> _WRITTEN INSTRUCTION_
Repeat, without any change, the entries presented below.
-------------------------
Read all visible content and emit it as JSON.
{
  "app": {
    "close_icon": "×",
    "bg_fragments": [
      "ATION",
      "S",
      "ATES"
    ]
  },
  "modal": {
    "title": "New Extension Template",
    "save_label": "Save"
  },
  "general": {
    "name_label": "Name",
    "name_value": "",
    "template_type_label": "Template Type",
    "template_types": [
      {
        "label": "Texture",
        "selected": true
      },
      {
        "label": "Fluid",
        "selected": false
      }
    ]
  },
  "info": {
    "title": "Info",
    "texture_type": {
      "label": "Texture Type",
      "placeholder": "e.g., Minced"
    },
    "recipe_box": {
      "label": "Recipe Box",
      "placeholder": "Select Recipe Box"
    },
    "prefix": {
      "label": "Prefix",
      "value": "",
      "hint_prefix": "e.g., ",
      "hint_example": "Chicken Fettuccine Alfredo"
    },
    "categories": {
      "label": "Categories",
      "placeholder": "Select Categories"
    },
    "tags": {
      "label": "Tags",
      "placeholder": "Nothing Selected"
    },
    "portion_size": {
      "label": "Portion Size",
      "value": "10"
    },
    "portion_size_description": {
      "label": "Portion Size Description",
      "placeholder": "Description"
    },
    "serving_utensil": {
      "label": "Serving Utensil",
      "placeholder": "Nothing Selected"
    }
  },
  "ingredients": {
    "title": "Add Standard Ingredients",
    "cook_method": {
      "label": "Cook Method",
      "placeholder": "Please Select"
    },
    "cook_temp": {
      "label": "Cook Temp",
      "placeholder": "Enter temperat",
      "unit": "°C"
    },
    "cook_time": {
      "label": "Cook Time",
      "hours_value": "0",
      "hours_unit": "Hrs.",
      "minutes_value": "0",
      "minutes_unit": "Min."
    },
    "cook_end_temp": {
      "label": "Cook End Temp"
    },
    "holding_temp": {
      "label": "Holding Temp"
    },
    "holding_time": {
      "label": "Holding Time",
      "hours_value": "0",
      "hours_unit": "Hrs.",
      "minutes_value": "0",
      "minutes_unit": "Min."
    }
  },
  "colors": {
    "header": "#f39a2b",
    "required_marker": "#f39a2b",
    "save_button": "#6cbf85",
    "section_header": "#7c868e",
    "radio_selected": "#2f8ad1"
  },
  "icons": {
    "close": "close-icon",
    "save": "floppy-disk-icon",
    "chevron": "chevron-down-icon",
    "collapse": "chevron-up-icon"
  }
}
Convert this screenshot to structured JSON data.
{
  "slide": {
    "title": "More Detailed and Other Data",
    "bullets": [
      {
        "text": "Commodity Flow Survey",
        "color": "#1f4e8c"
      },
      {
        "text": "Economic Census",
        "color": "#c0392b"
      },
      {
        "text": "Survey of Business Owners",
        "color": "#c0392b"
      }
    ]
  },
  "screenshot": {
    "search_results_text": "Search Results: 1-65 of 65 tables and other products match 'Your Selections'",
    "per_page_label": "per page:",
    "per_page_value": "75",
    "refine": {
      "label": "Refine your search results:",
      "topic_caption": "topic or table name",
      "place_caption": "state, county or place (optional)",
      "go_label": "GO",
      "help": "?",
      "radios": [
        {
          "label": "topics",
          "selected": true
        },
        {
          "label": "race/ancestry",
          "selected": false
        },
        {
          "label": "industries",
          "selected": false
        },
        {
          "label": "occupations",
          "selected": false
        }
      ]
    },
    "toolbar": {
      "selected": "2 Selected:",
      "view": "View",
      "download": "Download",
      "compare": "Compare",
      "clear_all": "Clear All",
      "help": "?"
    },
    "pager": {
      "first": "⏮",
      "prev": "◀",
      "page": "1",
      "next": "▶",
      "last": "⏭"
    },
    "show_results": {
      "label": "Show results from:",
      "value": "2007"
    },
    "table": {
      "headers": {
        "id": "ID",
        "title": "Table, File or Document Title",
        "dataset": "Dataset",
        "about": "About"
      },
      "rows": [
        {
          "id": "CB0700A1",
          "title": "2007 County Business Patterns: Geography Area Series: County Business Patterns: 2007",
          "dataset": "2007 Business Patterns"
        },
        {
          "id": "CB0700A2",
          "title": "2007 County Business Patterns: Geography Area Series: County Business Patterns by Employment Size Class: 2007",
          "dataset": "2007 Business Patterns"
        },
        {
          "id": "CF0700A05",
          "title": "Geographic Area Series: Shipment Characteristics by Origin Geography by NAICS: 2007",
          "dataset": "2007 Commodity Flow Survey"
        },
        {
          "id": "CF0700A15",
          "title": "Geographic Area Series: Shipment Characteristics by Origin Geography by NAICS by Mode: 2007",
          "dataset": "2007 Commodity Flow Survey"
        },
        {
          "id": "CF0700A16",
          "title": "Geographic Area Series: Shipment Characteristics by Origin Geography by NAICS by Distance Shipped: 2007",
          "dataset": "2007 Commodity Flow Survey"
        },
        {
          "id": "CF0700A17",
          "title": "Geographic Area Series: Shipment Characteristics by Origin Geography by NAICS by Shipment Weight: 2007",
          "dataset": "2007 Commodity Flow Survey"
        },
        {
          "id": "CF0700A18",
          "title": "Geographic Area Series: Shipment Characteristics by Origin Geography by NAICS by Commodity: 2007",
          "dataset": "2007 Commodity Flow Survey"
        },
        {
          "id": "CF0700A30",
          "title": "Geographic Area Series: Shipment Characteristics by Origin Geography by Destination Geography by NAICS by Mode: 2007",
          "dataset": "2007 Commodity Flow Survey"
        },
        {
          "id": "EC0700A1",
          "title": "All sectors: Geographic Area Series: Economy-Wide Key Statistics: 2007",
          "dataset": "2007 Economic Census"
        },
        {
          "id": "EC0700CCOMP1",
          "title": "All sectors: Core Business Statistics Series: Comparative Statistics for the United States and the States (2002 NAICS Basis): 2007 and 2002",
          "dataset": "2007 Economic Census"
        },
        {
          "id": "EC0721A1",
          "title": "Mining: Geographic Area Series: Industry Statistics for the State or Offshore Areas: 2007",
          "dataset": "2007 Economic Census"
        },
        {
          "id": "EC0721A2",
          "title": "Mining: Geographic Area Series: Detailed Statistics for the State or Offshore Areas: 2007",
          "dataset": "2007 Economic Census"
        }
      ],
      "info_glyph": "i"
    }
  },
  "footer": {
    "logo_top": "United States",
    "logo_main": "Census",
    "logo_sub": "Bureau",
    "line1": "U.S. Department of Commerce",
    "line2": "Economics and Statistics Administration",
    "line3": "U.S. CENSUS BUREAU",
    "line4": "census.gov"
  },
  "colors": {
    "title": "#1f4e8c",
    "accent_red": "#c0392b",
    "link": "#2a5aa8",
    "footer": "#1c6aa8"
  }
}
-------------------------
> _WRITTEN RESPONSE_
Read all visible content and emit it as JSON.
{
  "app": {
    "close_icon": "×",
    "bg_fragments": [
      "ATION",
      "S",
      "ATES"
    ]
  },
  "modal": {
    "title": "New Extension Template",
    "save_label": "Save"
  },
  "general": {
    "name_label": "Name",
    "name_value": "",
    "template_type_label": "Template Type",
    "template_types": [
      {
        "label": "Texture",
        "selected": true
      },
      {
        "label": "Fluid",
        "selected": false
      }
    ]
  },
  "info": {
    "title": "Info",
    "texture_type": {
      "label": "Texture Type",
      "placeholder": "e.g., Minced"
    },
    "recipe_box": {
      "label": "Recipe Box",
      "placeholder": "Select Recipe Box"
    },
    "prefix": {
      "label": "Prefix",
      "value": "",
      "hint_prefix": "e.g., ",
      "hint_example": "Chicken Fettuccine Alfredo"
    },
    "categories": {
      "label": "Categories",
      "placeholder": "Select Categories"
    },
    "tags": {
      "label": "Tags",
      "placeholder": "Nothing Selected"
    },
    "portion_size": {
      "label": "Portion Size",
      "value": "10"
    },
    "portion_size_description": {
      "label": "Portion Size Description",
      "placeholder": "Description"
    },
    "serving_utensil": {
      "label": "Serving Utensil",
      "placeholder": "Nothing Selected"
    }
  },
  "ingredients": {
    "title": "Add Standard Ingredients",
    "cook_method": {
      "label": "Cook Method",
      "placeholder": "Please Select"
    },
    "cook_temp": {
      "label": "Cook Temp",
      "placeholder": "Enter temperat",
      "unit": "°C"
    },
    "cook_time": {
      "label": "Cook Time",
      "hours_value": "0",
      "hours_unit": "Hrs.",
      "minutes_value": "0",
      "minutes_unit": "Min."
    },
    "cook_end_temp": {
      "label": "Cook End Temp"
    },
    "holding_temp": {
      "label": "Holding Temp"
    },
    "holding_time": {
      "label": "Holding Time",
      "hours_value": "0",
      "hours_unit": "Hrs.",
      "minutes_value": "0",
      "minutes_unit": "Min."
    }
  },
  "colors": {
    "header": "#f39a2b",
    "required_marker": "#f39a2b",
    "save_button": "#6cbf85",
    "section_header": "#7c868e",
    "radio_selected": "#2f8ad1"
  },
  "icons": {
    "close": "close-icon",
    "save": "floppy-disk-icon",
    "chevron": "chevron-down-icon",
    "collapse": "chevron-up-icon"
  }
}
Convert this screenshot to structured JSON data.
{
  "slide": {
    "title": "More Detailed and Other Data",
    "bullets": [
      {
        "text": "Commodity Flow Survey",
        "color": "#1f4e8c"
      },
      {
        "text": "Economic Census",
        "color": "#c0392b"
      },
      {
        "text": "Survey of Business Owners",
        "color": "#c0392b"
      }
    ]
  },
  "screenshot": {
    "search_results_text": "Search Results: 1-65 of 65 tables and other products match 'Your Selections'",
    "per_page_label": "per page:",
    "per_page_value": "75",
    "refine": {
      "label": "Refine your search results:",
      "topic_caption": "topic or table name",
      "place_caption": "state, county or place (optional)",
      "go_label": "GO",
      "help": "?",
      "radios": [
        {
          "label": "topics",
          "selected": true
        },
        {
          "label": "race/ancestry",
          "selected": false
        },
        {
          "label": "industries",
          "selected": false
        },
        {
          "label": "occupations",
          "selected": false
        }
      ]
    },
    "toolbar": {
      "selected": "2 Selected:",
      "view": "View",
      "download": "Download",
      "compare": "Compare",
      "clear_all": "Clear All",
      "help": "?"
    },
    "pager": {
      "first": "⏮",
      "prev": "◀",
      "page": "1",
      "next": "▶",
      "last": "⏭"
    },
    "show_results": {
      "label": "Show results from:",
      "value": "2007"
    },
    "table": {
      "headers": {
        "id": "ID",
        "title": "Table, File or Document Title",
        "dataset": "Dataset",
        "about": "About"
      },
      "rows": [
        {
          "id": "CB0700A1",
          "title": "2007 County Business Patterns: Geography Area Series: County Business Patterns: 2007",
          "dataset": "2007 Business Patterns"
        },
        {
          "id": "CB0700A2",
          "title": "2007 County Business Patterns: Geography Area Series: County Business Patterns by Employment Size Class: 2007",
          "dataset": "2007 Business Patterns"
        },
        {
          "id": "CF0700A05",
          "title": "Geographic Area Series: Shipment Characteristics by Origin Geography by NAICS: 2007",
          "dataset": "2007 Commodity Flow Survey"
        },
        {
          "id": "CF0700A15",
          "title": "Geographic Area Series: Shipment Characteristics by Origin Geography by NAICS by Mode: 2007",
          "dataset": "2007 Commodity Flow Survey"
        },
        {
          "id": "CF0700A16",
          "title": "Geographic Area Series: Shipment Characteristics by Origin Geography by NAICS by Distance Shipped: 2007",
          "dataset": "2007 Commodity Flow Survey"
        },
        {
          "id": "CF0700A17",
          "title": "Geographic Area Series: Shipment Characteristics by Origin Geography by NAICS by Shipment Weight: 2007",
          "dataset": "2007 Commodity Flow Survey"
        },
        {
          "id": "CF0700A18",
          "title": "Geographic Area Series: Shipment Characteristics by Origin Geography by NAICS by Commodity: 2007",
          "dataset": "2007 Commodity Flow Survey"
        },
        {
          "id": "CF0700A30",
          "title": "Geographic Area Series: Shipment Characteristics by Origin Geography by Destination Geography by NAICS by Mode: 2007",
          "dataset": "2007 Commodity Flow Survey"
        },
        {
          "id": "EC0700A1",
          "title": "All sectors: Geographic Area Series: Economy-Wide Key Statistics: 2007",
          "dataset": "2007 Economic Census"
        },
        {
          "id": "EC0700CCOMP1",
          "title": "All sectors: Core Business Statistics Series: Comparative Statistics for the United States and the States (2002 NAICS Basis): 2007 and 2002",
          "dataset": "2007 Economic Census"
        },
        {
          "id": "EC0721A1",
          "title": "Mining: Geographic Area Series: Industry Statistics for the State or Offshore Areas: 2007",
          "dataset": "2007 Economic Census"
        },
        {
          "id": "EC0721A2",
          "title": "Mining: Geographic Area Series: Detailed Statistics for the State or Offshore Areas: 2007",
          "dataset": "2007 Economic Census"
        }
      ],
      "info_glyph": "i"
    }
  },
  "footer": {
    "logo_top": "United States",
    "logo_main": "Census",
    "logo_sub": "Bureau",
    "line1": "U.S. Department of Commerce",
    "line2": "Economics and Statistics Administration",
    "line3": "U.S. CENSUS BUREAU",
    "line4": "census.gov"
  },
  "colors": {
    "title": "#1f4e8c",
    "accent_red": "#c0392b",
    "link": "#2a5aa8",
    "footer": "#1c6aa8"
  }
}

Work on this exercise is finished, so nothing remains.